#### Istruzioni del compito
Trascrivi dal testo sul progetto trumpiano, riportato più sotto, il passo che va da «In questo contesto, l’Europa» fino a «grave ed evidente.».
*** Testo
Sull’impossibilità del sovranismo politico sia nazionale che europeo, sull’arretratezza industriale e tecnologica, sul nanismo militare s’innesta il progetto trumpiano nel suo secondo capitolo. Un piano che non è isolazionista, come vuole la vulgata superficiale, ma semmai volto a proiettare un imperialismo rivisitato con la lente del realismo.
In questo contesto, l’Europa è percepita dal nuovo corso politico americano come il ventre molle dell’Alleanza atlantica, se da un lato va infatti incentivata a spendere in armamenti dall’altro è necessario per Washington controllare i nodi strategici delle infrastrutture e delle tecnologie che in assenza di forniture europee potrebbero finire ai cinesi. La catena dell’Impero si sta accorciando rispetto agli Stati-seguaci che fanno parte della sua alleanza per avere maggior presa in uno scenario internazionale dove i grandi attriti tra blocchi si mostrano in modo più grave ed evidente.
******
*** Dati forniti
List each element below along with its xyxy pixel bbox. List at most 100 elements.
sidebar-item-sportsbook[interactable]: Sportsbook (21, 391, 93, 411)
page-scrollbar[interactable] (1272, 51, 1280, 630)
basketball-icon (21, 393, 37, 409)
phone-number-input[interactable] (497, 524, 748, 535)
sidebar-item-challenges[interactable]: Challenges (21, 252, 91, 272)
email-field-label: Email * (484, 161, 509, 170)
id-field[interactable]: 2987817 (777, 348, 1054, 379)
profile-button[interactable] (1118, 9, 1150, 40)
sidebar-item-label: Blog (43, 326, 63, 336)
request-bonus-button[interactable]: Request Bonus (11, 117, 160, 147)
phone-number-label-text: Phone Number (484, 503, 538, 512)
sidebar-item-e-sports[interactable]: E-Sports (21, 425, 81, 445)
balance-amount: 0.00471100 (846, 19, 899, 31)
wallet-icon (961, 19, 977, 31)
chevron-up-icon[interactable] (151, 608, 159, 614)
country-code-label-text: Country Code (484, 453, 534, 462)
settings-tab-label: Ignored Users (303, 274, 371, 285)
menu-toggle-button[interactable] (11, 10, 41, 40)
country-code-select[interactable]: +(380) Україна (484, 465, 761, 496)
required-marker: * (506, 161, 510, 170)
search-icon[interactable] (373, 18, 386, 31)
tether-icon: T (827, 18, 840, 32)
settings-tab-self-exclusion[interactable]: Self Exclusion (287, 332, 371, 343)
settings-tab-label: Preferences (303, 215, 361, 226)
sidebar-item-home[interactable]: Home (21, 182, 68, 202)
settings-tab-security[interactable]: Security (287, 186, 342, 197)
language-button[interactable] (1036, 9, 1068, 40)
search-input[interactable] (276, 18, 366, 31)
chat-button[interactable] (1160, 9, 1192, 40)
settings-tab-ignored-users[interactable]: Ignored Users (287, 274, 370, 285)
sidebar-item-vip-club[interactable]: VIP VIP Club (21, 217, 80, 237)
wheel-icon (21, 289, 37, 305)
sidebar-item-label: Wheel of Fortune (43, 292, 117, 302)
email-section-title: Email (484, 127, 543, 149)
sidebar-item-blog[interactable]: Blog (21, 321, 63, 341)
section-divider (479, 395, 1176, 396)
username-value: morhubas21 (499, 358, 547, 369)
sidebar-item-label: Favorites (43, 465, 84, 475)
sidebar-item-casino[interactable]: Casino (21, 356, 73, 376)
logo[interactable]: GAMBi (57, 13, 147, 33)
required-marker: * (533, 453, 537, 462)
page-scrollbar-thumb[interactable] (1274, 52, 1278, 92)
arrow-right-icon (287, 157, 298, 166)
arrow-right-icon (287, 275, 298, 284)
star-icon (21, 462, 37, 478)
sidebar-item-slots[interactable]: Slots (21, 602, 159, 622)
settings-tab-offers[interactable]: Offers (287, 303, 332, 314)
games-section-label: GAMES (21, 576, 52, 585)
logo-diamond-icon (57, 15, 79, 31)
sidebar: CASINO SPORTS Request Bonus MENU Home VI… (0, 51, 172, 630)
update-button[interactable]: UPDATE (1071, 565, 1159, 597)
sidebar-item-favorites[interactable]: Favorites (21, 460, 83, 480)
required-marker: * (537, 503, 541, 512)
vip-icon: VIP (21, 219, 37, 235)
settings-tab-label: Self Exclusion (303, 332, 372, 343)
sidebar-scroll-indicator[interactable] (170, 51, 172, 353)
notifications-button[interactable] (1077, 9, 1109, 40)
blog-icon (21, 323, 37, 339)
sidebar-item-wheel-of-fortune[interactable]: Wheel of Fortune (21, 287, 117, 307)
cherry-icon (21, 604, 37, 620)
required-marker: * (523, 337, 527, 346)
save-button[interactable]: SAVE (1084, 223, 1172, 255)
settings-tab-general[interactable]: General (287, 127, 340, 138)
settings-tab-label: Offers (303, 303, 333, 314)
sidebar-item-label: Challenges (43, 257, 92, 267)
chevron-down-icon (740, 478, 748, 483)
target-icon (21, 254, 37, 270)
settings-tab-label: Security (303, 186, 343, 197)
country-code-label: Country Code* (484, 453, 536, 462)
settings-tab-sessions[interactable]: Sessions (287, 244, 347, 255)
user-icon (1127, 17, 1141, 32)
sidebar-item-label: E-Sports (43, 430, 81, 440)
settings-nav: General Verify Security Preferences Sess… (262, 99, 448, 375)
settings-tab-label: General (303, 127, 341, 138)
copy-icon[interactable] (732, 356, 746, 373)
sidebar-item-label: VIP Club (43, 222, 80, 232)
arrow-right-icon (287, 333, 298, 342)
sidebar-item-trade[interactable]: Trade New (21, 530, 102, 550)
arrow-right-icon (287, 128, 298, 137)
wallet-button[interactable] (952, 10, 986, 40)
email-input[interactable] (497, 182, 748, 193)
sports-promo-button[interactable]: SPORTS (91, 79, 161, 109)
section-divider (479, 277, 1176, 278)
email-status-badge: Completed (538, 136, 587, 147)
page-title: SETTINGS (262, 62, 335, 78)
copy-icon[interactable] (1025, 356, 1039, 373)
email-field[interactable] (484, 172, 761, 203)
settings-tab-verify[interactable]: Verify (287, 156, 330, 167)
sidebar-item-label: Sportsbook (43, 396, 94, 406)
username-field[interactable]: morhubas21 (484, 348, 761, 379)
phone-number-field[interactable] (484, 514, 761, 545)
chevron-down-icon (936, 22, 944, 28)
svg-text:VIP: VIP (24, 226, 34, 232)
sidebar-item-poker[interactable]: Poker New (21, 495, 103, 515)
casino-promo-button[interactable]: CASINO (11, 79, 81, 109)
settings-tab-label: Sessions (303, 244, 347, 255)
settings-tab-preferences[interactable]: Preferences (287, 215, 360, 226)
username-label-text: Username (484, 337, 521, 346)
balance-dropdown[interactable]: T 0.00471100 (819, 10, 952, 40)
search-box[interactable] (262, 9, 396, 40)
******
#### Risultato
In questo contesto, l’Europa è percepita dal nuovo corso politico americano come il ventre molle dell’Alleanza atlantica, se da un lato va infatti incentivata a spendere in armamenti dall’altro è necessario per Washington controllare i nodi strategici delle infrastrutture e delle tecnologie che in assenza di forniture europee potrebbero finire ai cinesi. La catena dell’Impero si sta accorciando rispetto agli Stati-seguaci che fanno parte della sua alleanza per avere maggior presa in uno scenario internazionale dove i grandi attriti tra blocchi si mostrano in modo più grave ed evidente.